**EXERCISE**
Copy, from the entries below, each line in which the string "JSON" appears.

* begin TASK DATA *

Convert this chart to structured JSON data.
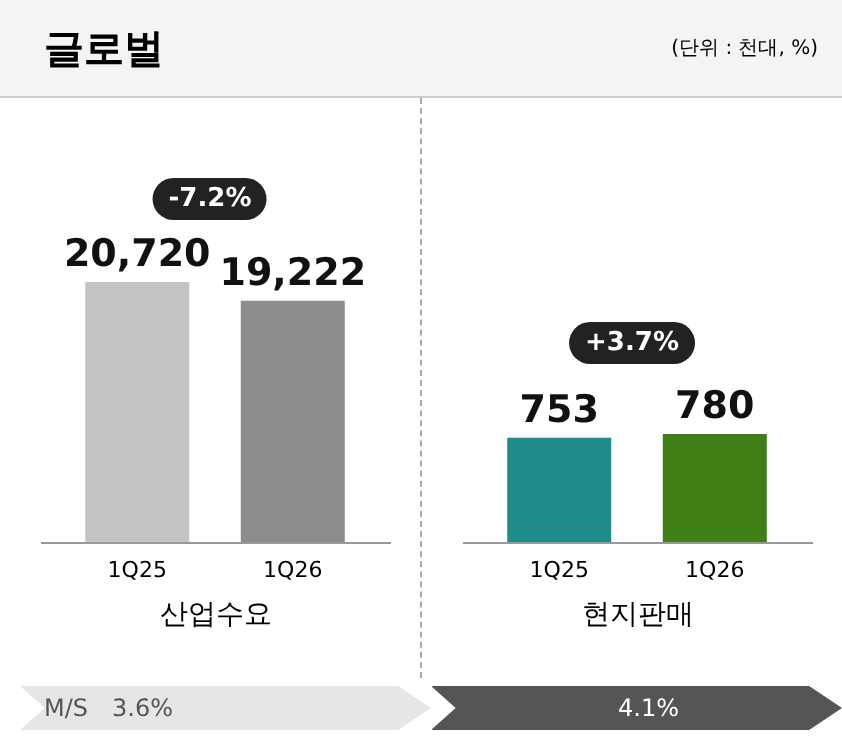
{
  "chart_data": [
    {
      "type": "other",
      "title": "글로벌",
      "subtitle": "(단위 : 천대, %)"
    },
    {
      "type": "bar",
      "categories": [
        "1Q25",
        "1Q26"
      ],
      "values": [
        20720,
        19222
      ],
      "value_labels": [
        "20,720",
        "19,222"
      ],
      "colors": [
        "#c4c4c4",
        "#8c8c8c"
      ],
      "xlabel": "산업수요",
      "tick_labels": "x",
      "annotations": [
        "-7.2%",
        "M/S",
        "3.6%"
      ]
    },
    {
      "type": "bar",
      "categories": [
        "1Q25",
        "1Q26"
      ],
      "values": [
        753,
        780
      ],
      "value_labels": [
        "753",
        "780"
      ],
      "colors": [
        "#1f8c8c",
        "#3f7f16"
      ],
      "xlabel": "현지판매",
      "tick_labels": "x",
      "annotations": [
        "+3.7%",
        "4.1%"
      ]
    }
  ]
}
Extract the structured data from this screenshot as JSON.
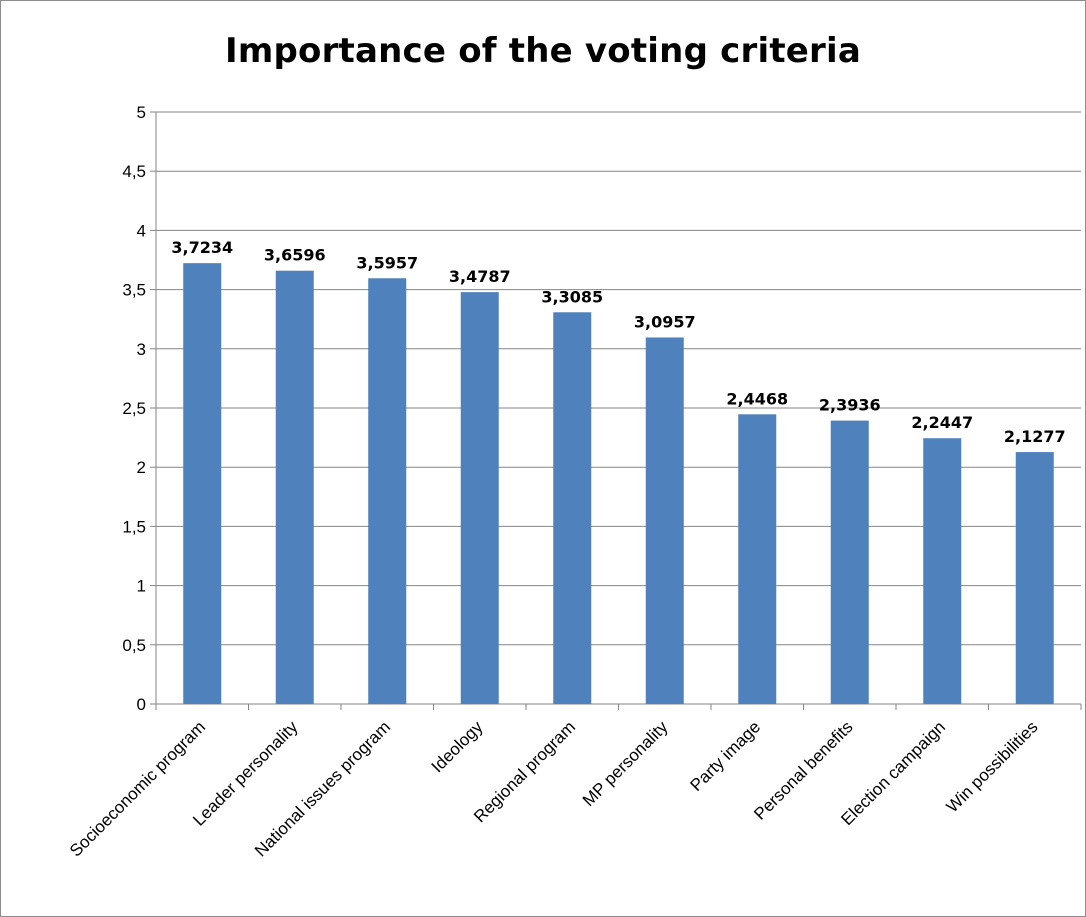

* end TASK DATA *

**THE ANSWER**
Convert this chart to structured JSON data.
Extract the structured data from this screenshot as JSON.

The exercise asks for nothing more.